▶ [REQUIREMENT]:
Repeat the listing in full. Nothing may be added or left out.
:::::
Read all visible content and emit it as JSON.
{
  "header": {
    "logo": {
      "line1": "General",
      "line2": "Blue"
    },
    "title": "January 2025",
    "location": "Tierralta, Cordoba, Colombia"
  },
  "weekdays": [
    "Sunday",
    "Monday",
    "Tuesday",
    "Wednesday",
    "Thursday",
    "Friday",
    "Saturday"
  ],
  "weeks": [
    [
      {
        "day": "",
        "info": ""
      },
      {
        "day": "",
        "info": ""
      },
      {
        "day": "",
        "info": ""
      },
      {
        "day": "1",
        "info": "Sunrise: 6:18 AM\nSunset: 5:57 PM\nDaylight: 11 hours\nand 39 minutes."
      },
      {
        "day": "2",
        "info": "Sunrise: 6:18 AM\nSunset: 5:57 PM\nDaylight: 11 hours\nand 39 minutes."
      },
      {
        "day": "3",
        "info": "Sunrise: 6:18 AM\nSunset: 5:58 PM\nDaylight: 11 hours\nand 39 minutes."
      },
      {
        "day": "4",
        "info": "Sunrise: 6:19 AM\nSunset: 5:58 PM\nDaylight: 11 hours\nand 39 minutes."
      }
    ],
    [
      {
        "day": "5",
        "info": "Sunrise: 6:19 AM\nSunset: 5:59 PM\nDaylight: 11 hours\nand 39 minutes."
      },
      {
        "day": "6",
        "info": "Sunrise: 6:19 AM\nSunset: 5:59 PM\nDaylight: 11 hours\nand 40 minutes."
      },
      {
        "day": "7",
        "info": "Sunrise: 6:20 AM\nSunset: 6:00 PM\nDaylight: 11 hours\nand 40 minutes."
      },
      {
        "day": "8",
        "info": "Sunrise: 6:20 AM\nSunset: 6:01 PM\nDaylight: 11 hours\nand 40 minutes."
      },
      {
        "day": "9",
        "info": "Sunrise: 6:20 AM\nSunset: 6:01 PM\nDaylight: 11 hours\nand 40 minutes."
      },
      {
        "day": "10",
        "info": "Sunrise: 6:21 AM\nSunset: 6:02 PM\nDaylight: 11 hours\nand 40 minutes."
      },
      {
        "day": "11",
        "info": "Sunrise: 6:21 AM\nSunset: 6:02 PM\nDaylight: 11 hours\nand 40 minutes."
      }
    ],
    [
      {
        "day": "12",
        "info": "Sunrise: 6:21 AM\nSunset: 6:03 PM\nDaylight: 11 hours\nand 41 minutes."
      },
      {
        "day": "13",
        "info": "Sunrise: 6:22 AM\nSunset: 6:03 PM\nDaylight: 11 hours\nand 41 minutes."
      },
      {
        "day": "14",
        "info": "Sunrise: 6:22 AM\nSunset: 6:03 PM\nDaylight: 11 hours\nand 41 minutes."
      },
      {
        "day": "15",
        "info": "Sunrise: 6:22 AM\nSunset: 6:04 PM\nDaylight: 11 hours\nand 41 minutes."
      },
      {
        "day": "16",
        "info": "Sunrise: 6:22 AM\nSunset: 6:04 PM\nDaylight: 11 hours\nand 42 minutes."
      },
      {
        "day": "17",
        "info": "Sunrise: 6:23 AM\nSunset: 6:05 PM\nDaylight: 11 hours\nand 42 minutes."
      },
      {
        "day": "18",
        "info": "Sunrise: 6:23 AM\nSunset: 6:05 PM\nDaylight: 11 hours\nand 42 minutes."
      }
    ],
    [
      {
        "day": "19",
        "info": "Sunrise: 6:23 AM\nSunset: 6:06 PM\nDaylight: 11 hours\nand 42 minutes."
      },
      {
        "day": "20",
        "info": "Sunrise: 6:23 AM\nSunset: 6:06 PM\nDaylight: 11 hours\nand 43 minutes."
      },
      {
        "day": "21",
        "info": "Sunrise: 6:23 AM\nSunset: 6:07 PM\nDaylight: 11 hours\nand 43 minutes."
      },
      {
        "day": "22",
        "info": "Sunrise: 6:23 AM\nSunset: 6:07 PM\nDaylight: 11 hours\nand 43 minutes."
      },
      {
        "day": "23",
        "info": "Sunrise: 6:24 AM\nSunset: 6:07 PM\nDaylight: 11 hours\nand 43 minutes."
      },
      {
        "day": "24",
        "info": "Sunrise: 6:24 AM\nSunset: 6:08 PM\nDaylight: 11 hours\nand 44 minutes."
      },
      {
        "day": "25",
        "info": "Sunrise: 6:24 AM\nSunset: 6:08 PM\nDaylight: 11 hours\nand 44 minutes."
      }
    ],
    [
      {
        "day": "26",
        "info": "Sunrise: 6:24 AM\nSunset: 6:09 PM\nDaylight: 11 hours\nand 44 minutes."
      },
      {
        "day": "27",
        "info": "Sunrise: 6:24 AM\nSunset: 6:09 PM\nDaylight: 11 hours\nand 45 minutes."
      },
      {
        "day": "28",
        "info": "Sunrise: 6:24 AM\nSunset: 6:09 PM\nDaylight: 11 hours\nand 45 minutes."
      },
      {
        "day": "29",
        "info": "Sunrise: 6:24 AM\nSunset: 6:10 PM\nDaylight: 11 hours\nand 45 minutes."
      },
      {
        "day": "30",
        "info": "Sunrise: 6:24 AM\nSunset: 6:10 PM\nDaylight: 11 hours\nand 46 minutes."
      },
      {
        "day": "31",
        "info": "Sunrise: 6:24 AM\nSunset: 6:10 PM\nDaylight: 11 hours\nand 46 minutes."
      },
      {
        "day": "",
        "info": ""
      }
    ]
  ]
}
:::::
▶ [RESULT OF THE EXERCISE]:
Read all visible content and emit it as JSON.
{
  "header": {
    "logo": {
      "line1": "General",
      "line2": "Blue"
    },
    "title": "January 2025",
    "location": "Tierralta, Cordoba, Colombia"
  },
  "weekdays": [
    "Sunday",
    "Monday",
    "Tuesday",
    "Wednesday",
    "Thursday",
    "Friday",
    "Saturday"
  ],
  "weeks": [
    [
      {
        "day": "",
        "info": ""
      },
      {
        "day": "",
        "info": ""
      },
      {
        "day": "",
        "info": ""
      },
      {
        "day": "1",
        "info": "Sunrise: 6:18 AM\nSunset: 5:57 PM\nDaylight: 11 hours\nand 39 minutes."
      },
      {
        "day": "2",
        "info": "Sunrise: 6:18 AM\nSunset: 5:57 PM\nDaylight: 11 hours\nand 39 minutes."
      },
      {
        "day": "3",
        "info": "Sunrise: 6:18 AM\nSunset: 5:58 PM\nDaylight: 11 hours\nand 39 minutes."
      },
      {
        "day": "4",
        "info": "Sunrise: 6:19 AM\nSunset: 5:58 PM\nDaylight: 11 hours\nand 39 minutes."
      }
    ],
    [
      {
        "day": "5",
        "info": "Sunrise: 6:19 AM\nSunset: 5:59 PM\nDaylight: 11 hours\nand 39 minutes."
      },
      {
        "day": "6",
        "info": "Sunrise: 6:19 AM\nSunset: 5:59 PM\nDaylight: 11 hours\nand 40 minutes."
      },
      {
        "day": "7",
        "info": "Sunrise: 6:20 AM\nSunset: 6:00 PM\nDaylight: 11 hours\nand 40 minutes."
      },
      {
        "day": "8",
        "info": "Sunrise: 6:20 AM\nSunset: 6:01 PM\nDaylight: 11 hours\nand 40 minutes."
      },
      {
        "day": "9",
        "info": "Sunrise: 6:20 AM\nSunset: 6:01 PM\nDaylight: 11 hours\nand 40 minutes."
      },
      {
        "day": "10",
        "info": "Sunrise: 6:21 AM\nSunset: 6:02 PM\nDaylight: 11 hours\nand 40 minutes."
      },
      {
        "day": "11",
        "info": "Sunrise: 6:21 AM\nSunset: 6:02 PM\nDaylight: 11 hours\nand 40 minutes."
      }
    ],
    [
      {
        "day": "12",
        "info": "Sunrise: 6:21 AM\nSunset: 6:03 PM\nDaylight: 11 hours\nand 41 minutes."
      },
      {
        "day": "13",
        "info": "Sunrise: 6:22 AM\nSunset: 6:03 PM\nDaylight: 11 hours\nand 41 minutes."
      },
      {
        "day": "14",
        "info": "Sunrise: 6:22 AM\nSunset: 6:03 PM\nDaylight: 11 hours\nand 41 minutes."
      },
      {
        "day": "15",
        "info": "Sunrise: 6:22 AM\nSunset: 6:04 PM\nDaylight: 11 hours\nand 41 minutes."
      },
      {
        "day": "16",
        "info": "Sunrise: 6:22 AM\nSunset: 6:04 PM\nDaylight: 11 hours\nand 42 minutes."
      },
      {
        "day": "17",
        "info": "Sunrise: 6:23 AM\nSunset: 6:05 PM\nDaylight: 11 hours\nand 42 minutes."
      },
      {
        "day": "18",
        "info": "Sunrise: 6:23 AM\nSunset: 6:05 PM\nDaylight: 11 hours\nand 42 minutes."
      }
    ],
    [
      {
        "day": "19",
        "info": "Sunrise: 6:23 AM\nSunset: 6:06 PM\nDaylight: 11 hours\nand 42 minutes."
      },
      {
        "day": "20",
        "info": "Sunrise: 6:23 AM\nSunset: 6:06 PM\nDaylight: 11 hours\nand 43 minutes."
      },
      {
        "day": "21",
        "info": "Sunrise: 6:23 AM\nSunset: 6:07 PM\nDaylight: 11 hours\nand 43 minutes."
      },
      {
        "day": "22",
        "info": "Sunrise: 6:23 AM\nSunset: 6:07 PM\nDaylight: 11 hours\nand 43 minutes."
      },
      {
        "day": "23",
        "info": "Sunrise: 6:24 AM\nSunset: 6:07 PM\nDaylight: 11 hours\nand 43 minutes."
      },
      {
        "day": "24",
        "info": "Sunrise: 6:24 AM\nSunset: 6:08 PM\nDaylight: 11 hours\nand 44 minutes."
      },
      {
        "day": "25",
        "info": "Sunrise: 6:24 AM\nSunset: 6:08 PM\nDaylight: 11 hours\nand 44 minutes."
      }
    ],
    [
      {
        "day": "26",
        "info": "Sunrise: 6:24 AM\nSunset: 6:09 PM\nDaylight: 11 hours\nand 44 minutes."
      },
      {
        "day": "27",
        "info": "Sunrise: 6:24 AM\nSunset: 6:09 PM\nDaylight: 11 hours\nand 45 minutes."
      },
      {
        "day": "28",
        "info": "Sunrise: 6:24 AM\nSunset: 6:09 PM\nDaylight: 11 hours\nand 45 minutes."
      },
      {
        "day": "29",
        "info": "Sunrise: 6:24 AM\nSunset: 6:10 PM\nDaylight: 11 hours\nand 45 minutes."
      },
      {
        "day": "30",
        "info": "Sunrise: 6:24 AM\nSunset: 6:10 PM\nDaylight: 11 hours\nand 46 minutes."
      },
      {
        "day": "31",
        "info": "Sunrise: 6:24 AM\nSunset: 6:10 PM\nDaylight: 11 hours\nand 46 minutes."
      },
      {
        "day": "",
        "info": ""
      }
    ]
  ]
}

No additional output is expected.